(Entries from a visual dataset):

..........

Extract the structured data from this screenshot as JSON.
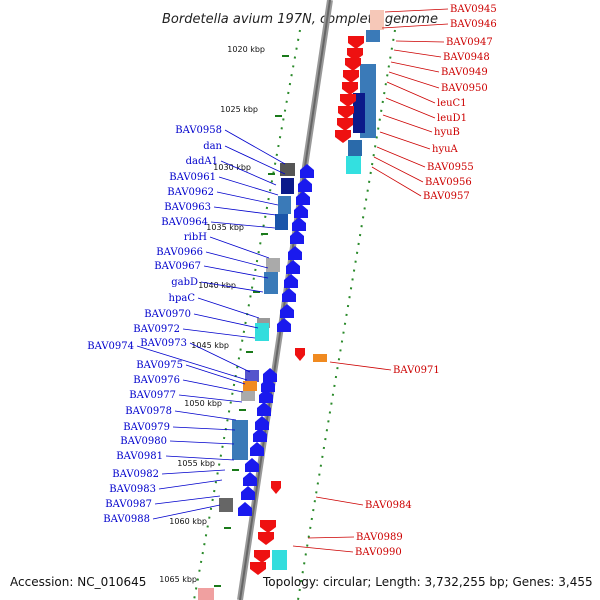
{
  "title": "Bordetella avium 197N, complete genome",
  "accession": "Accession: NC_010645",
  "topology": "Topology: circular; Length: 3,732,255 bp; Genes: 3,455",
  "colors": {
    "plus_label": "#0000cc",
    "minus_label": "#cc0000",
    "plus_gene": "#0022ee",
    "minus_gene": "#ee1111",
    "tick_green": "#1a7a1a",
    "backbone": "#888888"
  },
  "ruler": [
    "1020 kbp",
    "1025 kbp",
    "1030 kbp",
    "1035 kbp",
    "1040 kbp",
    "1045 kbp",
    "1050 kbp",
    "1055 kbp",
    "1060 kbp",
    "1065 kbp"
  ],
  "left_labels": [
    "BAV0958",
    "dan",
    "dadA1",
    "BAV0961",
    "BAV0962",
    "BAV0963",
    "BAV0964",
    "ribH",
    "BAV0966",
    "BAV0967",
    "gabD",
    "hpaC",
    "BAV0970",
    "BAV0972",
    "BAV0973",
    "BAV0974",
    "BAV0975",
    "BAV0976",
    "BAV0977",
    "BAV0978",
    "BAV0979",
    "BAV0980",
    "BAV0981",
    "BAV0982",
    "BAV0983",
    "BAV0987",
    "BAV0988"
  ],
  "right_labels": [
    "BAV0945",
    "BAV0946",
    "BAV0947",
    "BAV0948",
    "BAV0949",
    "BAV0950",
    "leuC1",
    "leuD1",
    "hyuB",
    "hyuA",
    "BAV0955",
    "BAV0956",
    "BAV0957",
    "BAV0971",
    "BAV0984",
    "BAV0989",
    "BAV0990"
  ]
}
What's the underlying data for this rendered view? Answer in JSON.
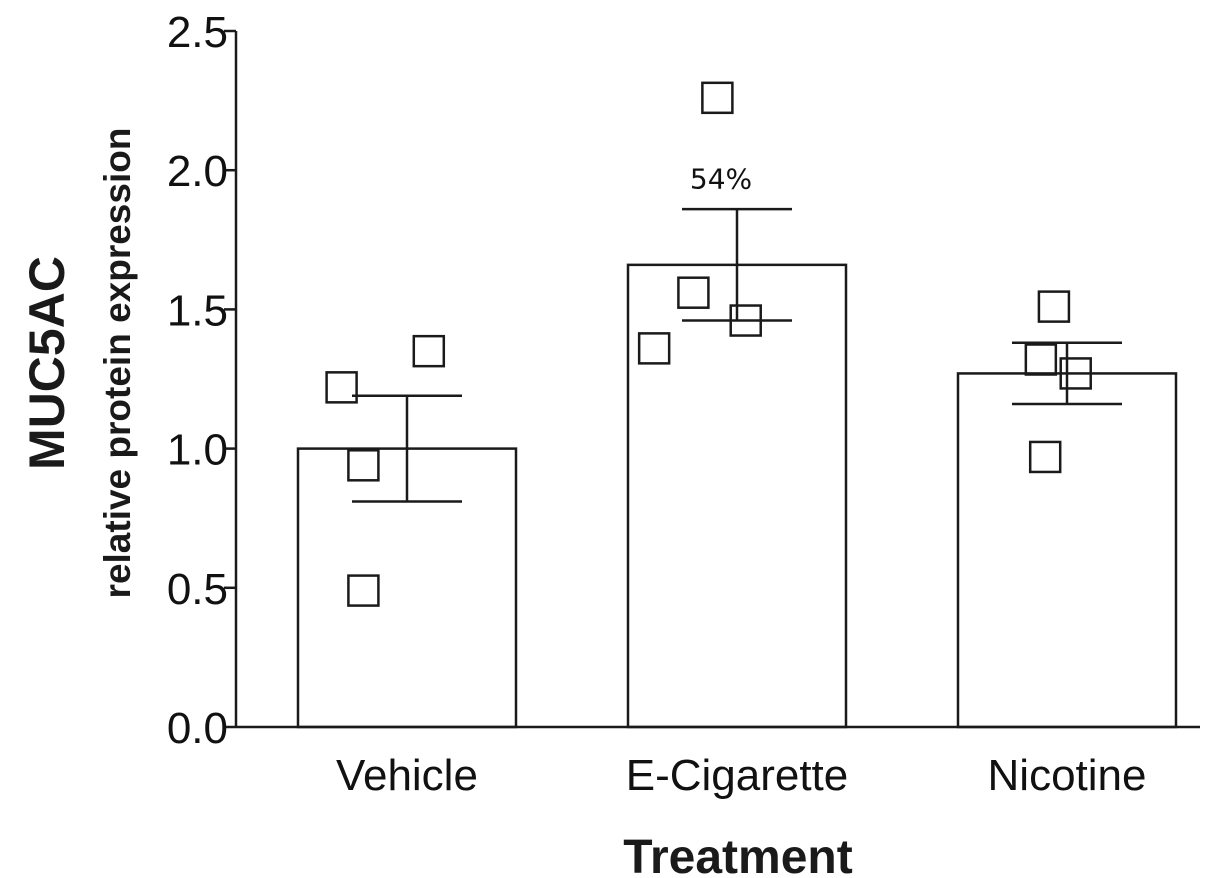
{
  "chart_data": {
    "type": "bar",
    "title": "",
    "xlabel": "Treatment",
    "ylabel": "MUC5AC",
    "ylabel_sub": "relative protein expression",
    "ylim": [
      0,
      2.5
    ],
    "yticks": [
      "0.0",
      "0.5",
      "1.0",
      "1.5",
      "2.0",
      "2.5"
    ],
    "ytick_values": [
      0,
      0.5,
      1.0,
      1.5,
      2.0,
      2.5
    ],
    "grid": false,
    "legend": "none",
    "categories": [
      "Vehicle",
      "E-Cigarette",
      "Nicotine"
    ],
    "values": [
      1.0,
      1.66,
      1.27
    ],
    "error_upper": [
      1.19,
      1.86,
      1.38
    ],
    "error_lower": [
      0.81,
      1.46,
      1.16
    ],
    "points": [
      [
        {
          "x": 0.2,
          "y": 1.22
        },
        {
          "x": 0.6,
          "y": 1.35
        },
        {
          "x": 0.3,
          "y": 0.94
        },
        {
          "x": 0.3,
          "y": 0.49
        }
      ],
      [
        {
          "x": 0.41,
          "y": 2.26
        },
        {
          "x": 0.3,
          "y": 1.56
        },
        {
          "x": 0.54,
          "y": 1.46
        },
        {
          "x": 0.12,
          "y": 1.36
        }
      ],
      [
        {
          "x": 0.44,
          "y": 1.51
        },
        {
          "x": 0.38,
          "y": 1.32
        },
        {
          "x": 0.54,
          "y": 1.27
        },
        {
          "x": 0.4,
          "y": 0.97
        }
      ]
    ],
    "annotations": [
      {
        "category_index": 1,
        "text": "54%",
        "y": 1.97
      }
    ],
    "colors": {
      "bar_fill": "#ffffff",
      "stroke": "#1a1a1a"
    }
  }
}
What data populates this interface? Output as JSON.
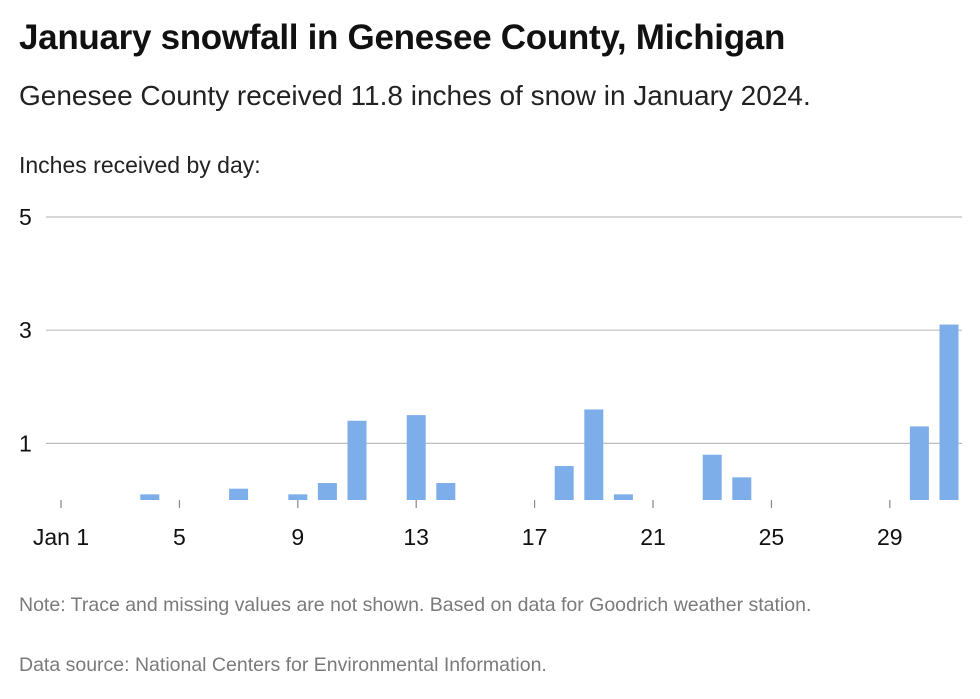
{
  "header": {
    "title": "January snowfall in Genesee County, Michigan",
    "subtitle": "Genesee County received 11.8 inches of snow in January 2024."
  },
  "chart_data": {
    "type": "bar",
    "ylabel": "Inches received by day:",
    "x": [
      1,
      2,
      3,
      4,
      5,
      6,
      7,
      8,
      9,
      10,
      11,
      12,
      13,
      14,
      15,
      16,
      17,
      18,
      19,
      20,
      21,
      22,
      23,
      24,
      25,
      26,
      27,
      28,
      29,
      30,
      31
    ],
    "values": [
      0,
      0,
      0,
      0.1,
      0,
      0,
      0.2,
      0,
      0.1,
      0.3,
      1.4,
      0,
      1.5,
      0.3,
      0,
      0,
      0,
      0.6,
      1.6,
      0.1,
      0,
      0,
      0.8,
      0.4,
      0,
      0,
      0,
      0,
      0,
      1.3,
      3.1
    ],
    "ylim": [
      0,
      5
    ],
    "y_ticks": [
      "5",
      "3",
      "1"
    ],
    "y_tick_values": [
      5,
      3,
      1
    ],
    "x_ticks": [
      "Jan 1",
      "5",
      "9",
      "13",
      "17",
      "21",
      "25",
      "29"
    ],
    "x_tick_values": [
      1,
      5,
      9,
      13,
      17,
      21,
      25,
      29
    ],
    "grid": true,
    "bar_color": "#7eaeea",
    "grid_color": "#bdbdbd"
  },
  "footer": {
    "note": "Note: Trace and missing values are not shown. Based on data for Goodrich weather station.",
    "source": "Data source: National Centers for Environmental Information."
  }
}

..........

(Task description): Count how many lines of the data include the word "County". Your reply should be that number alone.

(Exercise output): 2